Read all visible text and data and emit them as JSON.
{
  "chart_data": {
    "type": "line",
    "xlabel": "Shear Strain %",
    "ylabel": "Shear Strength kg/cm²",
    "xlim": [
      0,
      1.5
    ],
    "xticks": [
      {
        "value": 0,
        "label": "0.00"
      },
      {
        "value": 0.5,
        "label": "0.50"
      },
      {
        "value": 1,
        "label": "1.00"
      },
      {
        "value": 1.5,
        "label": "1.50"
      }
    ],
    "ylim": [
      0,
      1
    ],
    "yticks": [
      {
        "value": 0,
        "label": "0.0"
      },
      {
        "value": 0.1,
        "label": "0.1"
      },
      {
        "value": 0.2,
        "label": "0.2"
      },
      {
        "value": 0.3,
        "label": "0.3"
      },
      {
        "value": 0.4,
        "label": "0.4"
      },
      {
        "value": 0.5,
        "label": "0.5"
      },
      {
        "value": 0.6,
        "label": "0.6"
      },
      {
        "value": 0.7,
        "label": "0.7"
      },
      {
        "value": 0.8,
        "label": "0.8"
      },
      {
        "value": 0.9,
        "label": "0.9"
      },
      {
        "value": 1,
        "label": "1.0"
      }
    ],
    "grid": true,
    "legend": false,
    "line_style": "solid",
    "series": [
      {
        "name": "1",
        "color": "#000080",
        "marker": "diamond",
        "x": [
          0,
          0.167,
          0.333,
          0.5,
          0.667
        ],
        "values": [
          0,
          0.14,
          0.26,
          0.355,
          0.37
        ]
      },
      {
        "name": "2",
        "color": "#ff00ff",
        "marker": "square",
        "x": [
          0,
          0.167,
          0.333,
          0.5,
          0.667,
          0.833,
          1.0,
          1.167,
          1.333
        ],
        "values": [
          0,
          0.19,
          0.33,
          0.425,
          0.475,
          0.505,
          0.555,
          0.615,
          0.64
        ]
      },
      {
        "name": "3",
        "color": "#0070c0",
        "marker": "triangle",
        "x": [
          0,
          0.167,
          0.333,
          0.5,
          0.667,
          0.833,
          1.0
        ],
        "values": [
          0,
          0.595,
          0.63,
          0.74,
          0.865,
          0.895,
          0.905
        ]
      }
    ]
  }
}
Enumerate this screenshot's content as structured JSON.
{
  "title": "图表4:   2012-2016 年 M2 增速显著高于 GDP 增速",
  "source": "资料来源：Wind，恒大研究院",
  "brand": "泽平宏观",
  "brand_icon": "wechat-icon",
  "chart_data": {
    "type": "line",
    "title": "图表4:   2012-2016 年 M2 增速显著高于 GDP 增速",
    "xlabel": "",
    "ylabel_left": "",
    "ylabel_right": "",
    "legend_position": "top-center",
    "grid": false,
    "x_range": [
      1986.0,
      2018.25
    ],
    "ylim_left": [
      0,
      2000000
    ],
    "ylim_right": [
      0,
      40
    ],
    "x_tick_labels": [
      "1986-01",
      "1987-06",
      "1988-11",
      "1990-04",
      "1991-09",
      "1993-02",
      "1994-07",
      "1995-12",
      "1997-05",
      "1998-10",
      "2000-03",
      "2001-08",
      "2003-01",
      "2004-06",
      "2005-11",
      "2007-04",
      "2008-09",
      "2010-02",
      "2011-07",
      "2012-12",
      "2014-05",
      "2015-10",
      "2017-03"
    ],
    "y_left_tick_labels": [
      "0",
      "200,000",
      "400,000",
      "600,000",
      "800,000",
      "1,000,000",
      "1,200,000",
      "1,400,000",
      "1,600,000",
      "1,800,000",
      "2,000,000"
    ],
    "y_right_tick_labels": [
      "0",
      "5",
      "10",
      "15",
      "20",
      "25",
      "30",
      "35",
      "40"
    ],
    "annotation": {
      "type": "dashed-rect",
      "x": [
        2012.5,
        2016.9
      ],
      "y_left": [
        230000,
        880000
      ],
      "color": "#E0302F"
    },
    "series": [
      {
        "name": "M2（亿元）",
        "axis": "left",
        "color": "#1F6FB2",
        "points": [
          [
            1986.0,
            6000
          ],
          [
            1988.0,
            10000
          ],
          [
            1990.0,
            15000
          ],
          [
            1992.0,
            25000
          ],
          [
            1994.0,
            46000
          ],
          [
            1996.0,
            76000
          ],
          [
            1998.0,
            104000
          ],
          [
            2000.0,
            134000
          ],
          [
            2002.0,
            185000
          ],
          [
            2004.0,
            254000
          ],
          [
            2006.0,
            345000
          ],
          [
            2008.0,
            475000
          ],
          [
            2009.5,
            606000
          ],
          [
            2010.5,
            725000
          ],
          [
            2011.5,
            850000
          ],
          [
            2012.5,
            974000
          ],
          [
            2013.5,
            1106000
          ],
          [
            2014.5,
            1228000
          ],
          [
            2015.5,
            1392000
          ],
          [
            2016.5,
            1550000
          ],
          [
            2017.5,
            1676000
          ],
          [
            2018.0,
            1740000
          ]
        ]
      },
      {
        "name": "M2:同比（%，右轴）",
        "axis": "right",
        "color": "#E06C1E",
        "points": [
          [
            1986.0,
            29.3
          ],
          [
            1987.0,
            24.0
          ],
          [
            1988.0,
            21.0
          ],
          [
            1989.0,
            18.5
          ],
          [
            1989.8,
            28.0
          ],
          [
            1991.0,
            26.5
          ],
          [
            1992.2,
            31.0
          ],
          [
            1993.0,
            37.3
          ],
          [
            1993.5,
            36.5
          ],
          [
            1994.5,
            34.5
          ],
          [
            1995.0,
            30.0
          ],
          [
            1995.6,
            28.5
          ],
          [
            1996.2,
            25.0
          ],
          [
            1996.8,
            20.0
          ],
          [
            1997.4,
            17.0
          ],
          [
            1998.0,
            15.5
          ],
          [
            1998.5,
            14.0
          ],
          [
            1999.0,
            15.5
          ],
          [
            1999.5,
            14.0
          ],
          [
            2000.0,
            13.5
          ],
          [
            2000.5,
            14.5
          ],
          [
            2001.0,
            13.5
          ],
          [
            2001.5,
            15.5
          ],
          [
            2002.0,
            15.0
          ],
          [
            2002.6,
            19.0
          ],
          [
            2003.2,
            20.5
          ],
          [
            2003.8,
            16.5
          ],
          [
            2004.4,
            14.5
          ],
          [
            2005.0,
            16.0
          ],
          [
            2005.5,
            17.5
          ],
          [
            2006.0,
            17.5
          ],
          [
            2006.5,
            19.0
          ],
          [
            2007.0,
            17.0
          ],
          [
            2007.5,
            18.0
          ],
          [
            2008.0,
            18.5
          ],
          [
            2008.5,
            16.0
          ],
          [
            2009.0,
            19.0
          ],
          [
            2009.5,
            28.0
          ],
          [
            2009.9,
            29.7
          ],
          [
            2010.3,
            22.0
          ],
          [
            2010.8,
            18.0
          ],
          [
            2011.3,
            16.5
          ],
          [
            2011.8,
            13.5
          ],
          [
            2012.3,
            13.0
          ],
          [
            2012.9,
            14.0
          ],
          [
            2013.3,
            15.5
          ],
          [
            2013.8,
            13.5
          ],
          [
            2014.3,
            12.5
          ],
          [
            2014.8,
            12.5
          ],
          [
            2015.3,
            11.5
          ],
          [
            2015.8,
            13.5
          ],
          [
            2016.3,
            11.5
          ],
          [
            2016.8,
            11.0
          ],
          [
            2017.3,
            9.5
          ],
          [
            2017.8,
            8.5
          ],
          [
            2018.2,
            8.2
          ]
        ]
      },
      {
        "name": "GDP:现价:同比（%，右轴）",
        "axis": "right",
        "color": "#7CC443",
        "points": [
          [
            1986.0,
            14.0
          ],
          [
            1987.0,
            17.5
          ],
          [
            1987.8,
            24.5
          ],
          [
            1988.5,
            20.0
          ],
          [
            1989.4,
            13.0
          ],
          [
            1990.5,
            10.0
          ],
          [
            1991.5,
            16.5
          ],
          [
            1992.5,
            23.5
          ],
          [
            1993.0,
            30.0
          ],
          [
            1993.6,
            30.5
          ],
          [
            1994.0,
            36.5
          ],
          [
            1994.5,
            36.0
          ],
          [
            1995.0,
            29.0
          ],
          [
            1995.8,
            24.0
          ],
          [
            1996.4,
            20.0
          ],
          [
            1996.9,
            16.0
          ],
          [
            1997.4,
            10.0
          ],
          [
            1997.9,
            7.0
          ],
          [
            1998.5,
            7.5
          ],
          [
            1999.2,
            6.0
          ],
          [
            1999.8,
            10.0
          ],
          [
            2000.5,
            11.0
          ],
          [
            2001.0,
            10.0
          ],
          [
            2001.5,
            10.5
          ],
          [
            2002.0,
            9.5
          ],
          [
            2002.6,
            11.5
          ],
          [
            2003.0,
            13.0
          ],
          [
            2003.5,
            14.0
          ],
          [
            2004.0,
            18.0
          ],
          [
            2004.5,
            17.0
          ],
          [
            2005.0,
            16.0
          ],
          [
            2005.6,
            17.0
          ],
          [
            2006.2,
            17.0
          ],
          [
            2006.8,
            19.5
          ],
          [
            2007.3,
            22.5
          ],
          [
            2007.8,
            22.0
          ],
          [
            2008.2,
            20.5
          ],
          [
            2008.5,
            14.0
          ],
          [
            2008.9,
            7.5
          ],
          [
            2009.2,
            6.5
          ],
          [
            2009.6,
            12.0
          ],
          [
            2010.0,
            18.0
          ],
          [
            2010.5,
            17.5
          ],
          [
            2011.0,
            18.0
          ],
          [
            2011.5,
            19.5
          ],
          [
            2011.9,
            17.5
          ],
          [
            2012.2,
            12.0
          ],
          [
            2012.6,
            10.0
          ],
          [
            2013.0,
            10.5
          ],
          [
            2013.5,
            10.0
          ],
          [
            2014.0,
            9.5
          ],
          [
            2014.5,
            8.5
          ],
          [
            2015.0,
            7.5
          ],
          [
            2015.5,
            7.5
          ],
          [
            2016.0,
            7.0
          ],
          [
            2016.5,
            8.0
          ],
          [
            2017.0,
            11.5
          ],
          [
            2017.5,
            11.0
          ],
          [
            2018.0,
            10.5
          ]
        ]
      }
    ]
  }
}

#####

- [TO DO]: Look through the material above and pick out each line holding the word "JSON".

- [FINAL RESULT]:
Read all visible text and data and emit them as JSON.
Enumerate this screenshot's content as structured JSON.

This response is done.